• _GIVEN ENTRIES_
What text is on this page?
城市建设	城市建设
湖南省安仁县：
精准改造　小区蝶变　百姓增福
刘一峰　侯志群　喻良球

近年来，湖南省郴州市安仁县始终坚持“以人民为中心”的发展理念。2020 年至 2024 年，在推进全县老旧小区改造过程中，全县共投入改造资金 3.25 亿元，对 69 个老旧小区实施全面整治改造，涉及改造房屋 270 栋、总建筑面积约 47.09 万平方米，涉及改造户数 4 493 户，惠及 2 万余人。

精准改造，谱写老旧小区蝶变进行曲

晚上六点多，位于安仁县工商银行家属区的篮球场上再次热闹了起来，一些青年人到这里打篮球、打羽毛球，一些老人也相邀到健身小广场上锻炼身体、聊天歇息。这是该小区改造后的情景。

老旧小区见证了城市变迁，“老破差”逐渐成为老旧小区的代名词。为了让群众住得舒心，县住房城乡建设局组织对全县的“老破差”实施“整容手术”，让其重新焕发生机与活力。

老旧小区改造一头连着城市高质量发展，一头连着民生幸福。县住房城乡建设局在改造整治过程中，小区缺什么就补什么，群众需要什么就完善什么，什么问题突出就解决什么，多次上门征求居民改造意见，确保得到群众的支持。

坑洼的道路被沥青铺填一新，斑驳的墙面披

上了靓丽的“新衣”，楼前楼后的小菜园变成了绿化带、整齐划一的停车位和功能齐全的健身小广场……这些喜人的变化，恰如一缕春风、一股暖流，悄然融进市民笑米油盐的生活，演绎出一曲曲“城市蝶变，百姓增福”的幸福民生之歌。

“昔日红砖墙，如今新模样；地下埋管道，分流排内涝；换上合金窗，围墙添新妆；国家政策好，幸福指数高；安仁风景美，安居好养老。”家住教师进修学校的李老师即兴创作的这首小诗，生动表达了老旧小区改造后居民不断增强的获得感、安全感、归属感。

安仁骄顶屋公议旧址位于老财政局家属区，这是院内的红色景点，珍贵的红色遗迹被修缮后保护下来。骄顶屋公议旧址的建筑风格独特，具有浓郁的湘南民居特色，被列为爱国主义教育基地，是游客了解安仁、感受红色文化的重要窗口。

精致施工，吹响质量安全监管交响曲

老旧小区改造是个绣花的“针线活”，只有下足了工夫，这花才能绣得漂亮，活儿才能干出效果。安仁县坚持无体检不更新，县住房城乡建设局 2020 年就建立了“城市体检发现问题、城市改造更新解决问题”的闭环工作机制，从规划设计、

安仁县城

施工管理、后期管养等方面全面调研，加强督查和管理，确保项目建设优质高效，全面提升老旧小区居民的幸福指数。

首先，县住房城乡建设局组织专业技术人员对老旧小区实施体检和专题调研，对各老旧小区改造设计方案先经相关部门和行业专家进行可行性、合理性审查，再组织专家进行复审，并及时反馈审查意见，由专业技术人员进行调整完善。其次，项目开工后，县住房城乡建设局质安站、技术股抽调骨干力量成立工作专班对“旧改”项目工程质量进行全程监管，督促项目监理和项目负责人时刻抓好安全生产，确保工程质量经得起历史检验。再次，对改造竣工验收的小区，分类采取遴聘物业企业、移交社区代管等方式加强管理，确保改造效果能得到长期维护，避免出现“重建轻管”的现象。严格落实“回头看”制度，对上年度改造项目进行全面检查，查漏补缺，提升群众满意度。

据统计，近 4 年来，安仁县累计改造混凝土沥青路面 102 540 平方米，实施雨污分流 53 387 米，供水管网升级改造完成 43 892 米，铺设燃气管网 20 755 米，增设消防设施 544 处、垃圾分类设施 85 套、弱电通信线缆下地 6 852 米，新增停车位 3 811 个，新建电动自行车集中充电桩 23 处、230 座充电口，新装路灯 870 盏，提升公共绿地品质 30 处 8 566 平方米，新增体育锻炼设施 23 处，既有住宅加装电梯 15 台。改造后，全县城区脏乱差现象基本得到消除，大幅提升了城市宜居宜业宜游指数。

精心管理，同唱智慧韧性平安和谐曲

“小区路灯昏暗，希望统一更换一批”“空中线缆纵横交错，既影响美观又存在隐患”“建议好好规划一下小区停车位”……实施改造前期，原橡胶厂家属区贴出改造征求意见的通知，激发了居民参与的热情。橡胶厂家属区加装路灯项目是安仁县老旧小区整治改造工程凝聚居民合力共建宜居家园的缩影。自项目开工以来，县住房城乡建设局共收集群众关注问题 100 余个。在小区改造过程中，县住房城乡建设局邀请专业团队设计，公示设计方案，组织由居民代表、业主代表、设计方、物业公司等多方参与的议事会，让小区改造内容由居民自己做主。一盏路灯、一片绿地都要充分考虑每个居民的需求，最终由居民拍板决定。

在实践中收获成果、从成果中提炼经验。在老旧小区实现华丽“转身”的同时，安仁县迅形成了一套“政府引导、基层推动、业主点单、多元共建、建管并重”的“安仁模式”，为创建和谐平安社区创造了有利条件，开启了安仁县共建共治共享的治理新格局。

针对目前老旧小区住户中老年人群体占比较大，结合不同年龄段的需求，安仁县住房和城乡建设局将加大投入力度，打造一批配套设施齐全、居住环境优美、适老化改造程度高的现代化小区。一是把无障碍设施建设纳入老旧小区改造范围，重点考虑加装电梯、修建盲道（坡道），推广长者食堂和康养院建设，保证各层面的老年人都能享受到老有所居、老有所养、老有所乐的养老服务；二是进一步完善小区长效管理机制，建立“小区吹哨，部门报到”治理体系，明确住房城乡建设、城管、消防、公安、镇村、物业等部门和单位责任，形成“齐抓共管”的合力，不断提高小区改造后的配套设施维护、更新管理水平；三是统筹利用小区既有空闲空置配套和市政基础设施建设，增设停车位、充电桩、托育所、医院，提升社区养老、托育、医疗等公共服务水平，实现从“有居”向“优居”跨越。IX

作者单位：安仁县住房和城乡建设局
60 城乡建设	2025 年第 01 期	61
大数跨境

• _SET PROBLEM_
From the listing above, collect every line that mentions the word "百姓增福".

• _CORRECT RESPONSE_
精准改造　小区蝶变　百姓增福
上了靓丽的“新衣”，楼前楼后的小菜园变成了绿化带、整齐划一的停车位和功能齐全的健身小广场……这些喜人的变化，恰如一缕春风、一股暖流，悄然融进市民笑米油盐的生活，演绎出一曲曲“城市蝶变，百姓增福”的幸福民生之歌。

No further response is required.